Required task 1
Rewrite the records, from their first line through the line containing "divider: [265, 271, 266, 280]", as a JSON list of strings with one string per line and no blank lines.

Amphibolite is a grouping of rocks composed mainly of amphibole (as hornblende) and plagioclase feldspars, with little or no quartz. It is typically dark-colored and heavy, with a weakly foliated or schistose (flaky) structure. The small flakes of black and white in the rock often give it a salt-and-pepper appearance.

Amphibolites need not be derived from metamorphosed mafic rocks. Because metamorphism creates minerals based entirely upon the chemistry of the protolith, certain 'dirty marls' and volcanic sediments may actually metamorphose to an amphibolite assemblage. Deposits containing dolomite and siderite also readily yield amphibolites (tremolite-schists, grunerite-schists, and others) especially where there has been a certain amount of contact metamorphism by adjacent granitic masses. Metamorphosed basalts create ortho-amphibolites and other chemically appropriate lithologies create para-amphibolites.

Tremolite, while it is a metamorphic amphibole, is derived most usually from highly metamorphosed ultramafic rocks, and thus tremolite-talc schists are not generally considered as 'amphibolites', because it is abundantly clear that one could just as easily say 'ultramafic schist'.

Required task 2
Extend the passage on amphibolite, picking up after its final sentence.

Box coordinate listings

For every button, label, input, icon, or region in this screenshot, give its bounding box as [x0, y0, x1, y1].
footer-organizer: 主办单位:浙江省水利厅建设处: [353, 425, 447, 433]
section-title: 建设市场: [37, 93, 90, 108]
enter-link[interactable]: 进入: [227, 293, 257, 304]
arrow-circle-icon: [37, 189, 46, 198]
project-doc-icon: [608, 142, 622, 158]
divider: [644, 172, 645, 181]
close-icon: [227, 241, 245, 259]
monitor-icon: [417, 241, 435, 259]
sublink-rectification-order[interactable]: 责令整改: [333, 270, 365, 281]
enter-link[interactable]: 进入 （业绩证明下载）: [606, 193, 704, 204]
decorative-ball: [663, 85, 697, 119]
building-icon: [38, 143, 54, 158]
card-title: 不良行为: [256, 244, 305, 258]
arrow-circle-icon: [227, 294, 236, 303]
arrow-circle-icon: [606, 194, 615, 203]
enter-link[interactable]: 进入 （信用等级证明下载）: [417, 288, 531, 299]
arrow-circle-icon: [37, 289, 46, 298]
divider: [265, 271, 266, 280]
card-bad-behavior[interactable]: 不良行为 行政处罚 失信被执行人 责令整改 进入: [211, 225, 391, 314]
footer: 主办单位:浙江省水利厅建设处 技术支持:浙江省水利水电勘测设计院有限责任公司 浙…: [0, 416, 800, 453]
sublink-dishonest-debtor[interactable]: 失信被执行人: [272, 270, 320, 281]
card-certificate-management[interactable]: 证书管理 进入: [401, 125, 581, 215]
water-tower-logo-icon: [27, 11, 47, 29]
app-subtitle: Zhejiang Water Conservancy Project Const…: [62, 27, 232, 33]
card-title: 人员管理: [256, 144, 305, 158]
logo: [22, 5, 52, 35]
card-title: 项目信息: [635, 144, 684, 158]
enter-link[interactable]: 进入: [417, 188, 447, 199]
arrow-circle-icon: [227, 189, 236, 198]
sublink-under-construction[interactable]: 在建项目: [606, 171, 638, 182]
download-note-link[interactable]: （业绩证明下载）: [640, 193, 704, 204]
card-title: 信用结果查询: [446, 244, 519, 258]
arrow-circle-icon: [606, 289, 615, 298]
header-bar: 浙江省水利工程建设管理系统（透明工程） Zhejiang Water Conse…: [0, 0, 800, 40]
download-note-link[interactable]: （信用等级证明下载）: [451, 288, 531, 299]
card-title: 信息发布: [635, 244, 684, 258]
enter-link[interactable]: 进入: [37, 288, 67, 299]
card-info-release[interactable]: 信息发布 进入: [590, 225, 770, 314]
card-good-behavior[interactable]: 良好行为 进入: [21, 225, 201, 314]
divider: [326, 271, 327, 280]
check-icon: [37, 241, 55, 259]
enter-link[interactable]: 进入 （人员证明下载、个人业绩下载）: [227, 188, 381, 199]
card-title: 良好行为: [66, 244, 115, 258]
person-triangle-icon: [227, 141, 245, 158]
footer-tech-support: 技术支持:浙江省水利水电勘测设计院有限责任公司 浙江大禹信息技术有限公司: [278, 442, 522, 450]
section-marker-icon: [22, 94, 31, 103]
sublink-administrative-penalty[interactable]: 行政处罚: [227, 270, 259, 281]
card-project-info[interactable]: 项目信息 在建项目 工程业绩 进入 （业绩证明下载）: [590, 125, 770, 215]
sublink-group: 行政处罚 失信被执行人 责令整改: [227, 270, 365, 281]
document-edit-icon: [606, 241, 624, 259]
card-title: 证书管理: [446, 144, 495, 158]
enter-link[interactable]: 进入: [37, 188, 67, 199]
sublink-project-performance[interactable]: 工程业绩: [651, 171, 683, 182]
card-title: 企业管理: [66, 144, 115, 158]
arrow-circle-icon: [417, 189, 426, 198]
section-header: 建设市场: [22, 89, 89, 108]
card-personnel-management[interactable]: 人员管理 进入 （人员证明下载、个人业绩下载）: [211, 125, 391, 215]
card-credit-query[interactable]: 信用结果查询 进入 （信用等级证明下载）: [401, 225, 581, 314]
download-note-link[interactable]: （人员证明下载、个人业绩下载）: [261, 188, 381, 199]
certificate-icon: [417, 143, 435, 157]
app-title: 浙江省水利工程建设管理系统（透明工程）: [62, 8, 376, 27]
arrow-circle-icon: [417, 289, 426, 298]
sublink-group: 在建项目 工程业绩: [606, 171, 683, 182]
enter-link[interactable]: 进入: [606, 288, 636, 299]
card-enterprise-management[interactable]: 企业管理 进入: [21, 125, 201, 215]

Exercise response 1
[
  "For every button, label, input, icon, or region in this screenshot, give its bounding box as [x0, y0, x1, y1].",
  "footer-organizer: 主办单位:浙江省水利厅建设处: [353, 425, 447, 433]",
  "section-title: 建设市场: [37, 93, 90, 108]",
  "enter-link[interactable]: 进入: [227, 293, 257, 304]",
  "arrow-circle-icon: [37, 189, 46, 198]",
  "project-doc-icon: [608, 142, 622, 158]",
  "divider: [644, 172, 645, 181]",
  "close-icon: [227, 241, 245, 259]",
  "monitor-icon: [417, 241, 435, 259]",
  "sublink-rectification-order[interactable]: 责令整改: [333, 270, 365, 281]",
  "enter-link[interactable]: 进入 （业绩证明下载）: [606, 193, 704, 204]",
  "decorative-ball: [663, 85, 697, 119]",
  "building-icon: [38, 143, 54, 158]",
  "card-title: 不良行为: [256, 244, 305, 258]",
  "arrow-circle-icon: [227, 294, 236, 303]",
  "arrow-circle-icon: [606, 194, 615, 203]",
  "enter-link[interactable]: 进入 （信用等级证明下载）: [417, 288, 531, 299]",
  "arrow-circle-icon: [37, 289, 46, 298]",
  "divider: [265, 271, 266, 280]"
]

Exercise response 2
Because hornblende, as a mineral, is essentially a mineralogical 'garbage bin' and is stable across a very wide range of compositions and chemistries, as well as temperature and pressure conditions, it is suggested that the reader make use of the entries on amphibole chemistry.


Ortho-amphibolites vs. para-amphibolites

Metamorphic rocks composed primarily of amphibole, albite, with subordinate epidote, zoisite, chlorite, quartz, sphene, and accessory leucoxene, ilmenite and magnetite which have a protolith of an igneous rock are known as Orthoamphibolites.

Para-amphibolites will generally have the same equilibrium mineral assemblage as orthoamphibolites, with more biotite, and may include more quartz, albite, and depending on the protolith, more calcite/aragonite and wollastonite.

Often the easiest way to determine the true nature of an amphibolite is to inspect its field relationships; especially whether it is interfingered with other sediments, especially greywackes and other poorly sorted sediments. If the amphibolite appears to transgress apparent protolith bedding surfaces it is an ortho-amphibolite, as this suggests it was a dyke. Picking a sill and thin metamorphosed lava flows may be more troublesome.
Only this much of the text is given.